==== RECORDED DATA ====

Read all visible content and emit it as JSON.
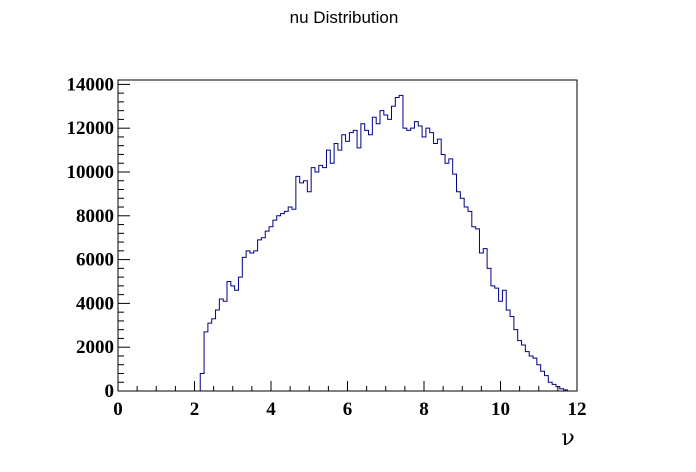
{
  "chart_data": {
    "type": "histogram",
    "title": "nu Distribution",
    "xlabel": "ν",
    "ylabel": "",
    "xlim": [
      0,
      12
    ],
    "ylim": [
      0,
      14200
    ],
    "x_ticks": [
      "0",
      "2",
      "4",
      "6",
      "8",
      "10",
      "12"
    ],
    "y_ticks": [
      "0",
      "2000",
      "4000",
      "6000",
      "8000",
      "10000",
      "12000",
      "14000"
    ],
    "grid": false,
    "legend": "none",
    "line_color": "#00008b",
    "series": [
      {
        "bin_start": 2.15,
        "bin_width": 0.1,
        "values": [
          800,
          2700,
          3100,
          3300,
          3700,
          4200,
          4100,
          5000,
          4800,
          4600,
          5200,
          6100,
          6400,
          6300,
          6400,
          6900,
          7000,
          7300,
          7500,
          7800,
          8000,
          8100,
          8200,
          8400,
          8300,
          9800,
          9500,
          9600,
          9100,
          10200,
          10000,
          10300,
          10200,
          11000,
          10400,
          11300,
          11000,
          11700,
          11400,
          11800,
          11900,
          11100,
          12200,
          11900,
          11700,
          12500,
          12200,
          12800,
          12600,
          12400,
          13000,
          13400,
          13500,
          12000,
          11900,
          12000,
          12300,
          12100,
          11600,
          12000,
          11800,
          11300,
          11500,
          10800,
          10400,
          10600,
          9900,
          9100,
          8800,
          8400,
          8200,
          7500,
          7400,
          6300,
          6500,
          5600,
          4800,
          4700,
          4100,
          4600,
          3700,
          3400,
          2800,
          2300,
          2100,
          1800,
          1600,
          1500,
          1200,
          900,
          700,
          400,
          300,
          200,
          100,
          50
        ]
      }
    ]
  }
}
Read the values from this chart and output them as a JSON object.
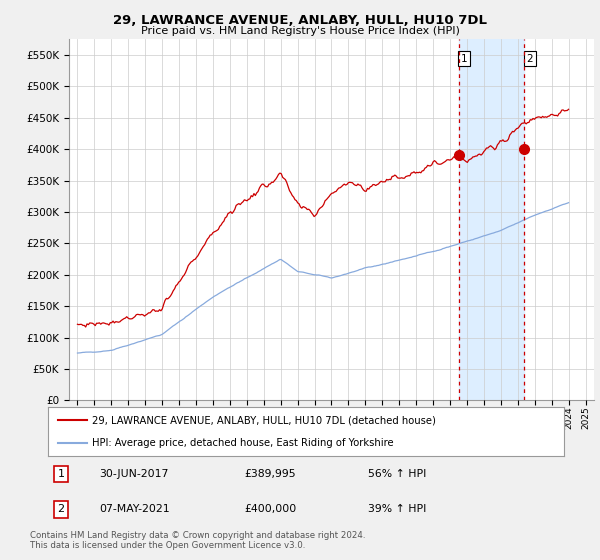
{
  "title": "29, LAWRANCE AVENUE, ANLABY, HULL, HU10 7DL",
  "subtitle": "Price paid vs. HM Land Registry's House Price Index (HPI)",
  "legend_line1": "29, LAWRANCE AVENUE, ANLABY, HULL, HU10 7DL (detached house)",
  "legend_line2": "HPI: Average price, detached house, East Riding of Yorkshire",
  "sale1_date": "30-JUN-2017",
  "sale1_price": "£389,995",
  "sale1_hpi": "56% ↑ HPI",
  "sale2_date": "07-MAY-2021",
  "sale2_price": "£400,000",
  "sale2_hpi": "39% ↑ HPI",
  "footer": "Contains HM Land Registry data © Crown copyright and database right 2024.\nThis data is licensed under the Open Government Licence v3.0.",
  "hpi_color": "#88aadd",
  "price_color": "#cc0000",
  "dashed_line_color": "#cc0000",
  "shade_color": "#ddeeff",
  "ylim": [
    0,
    575000
  ],
  "yticks": [
    0,
    50000,
    100000,
    150000,
    200000,
    250000,
    300000,
    350000,
    400000,
    450000,
    500000,
    550000
  ],
  "background_color": "#f0f0f0",
  "plot_bg_color": "#ffffff",
  "sale1_x": 2017.5,
  "sale1_y": 389995,
  "sale2_x": 2021.37,
  "sale2_y": 400000,
  "xmin": 1995,
  "xmax": 2025
}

====

**SHORT TASK**
Give the count of lines in the data above that hold the string "LAWRANCE", with no additional words.

**RESULT OF THE EXERCISE**
2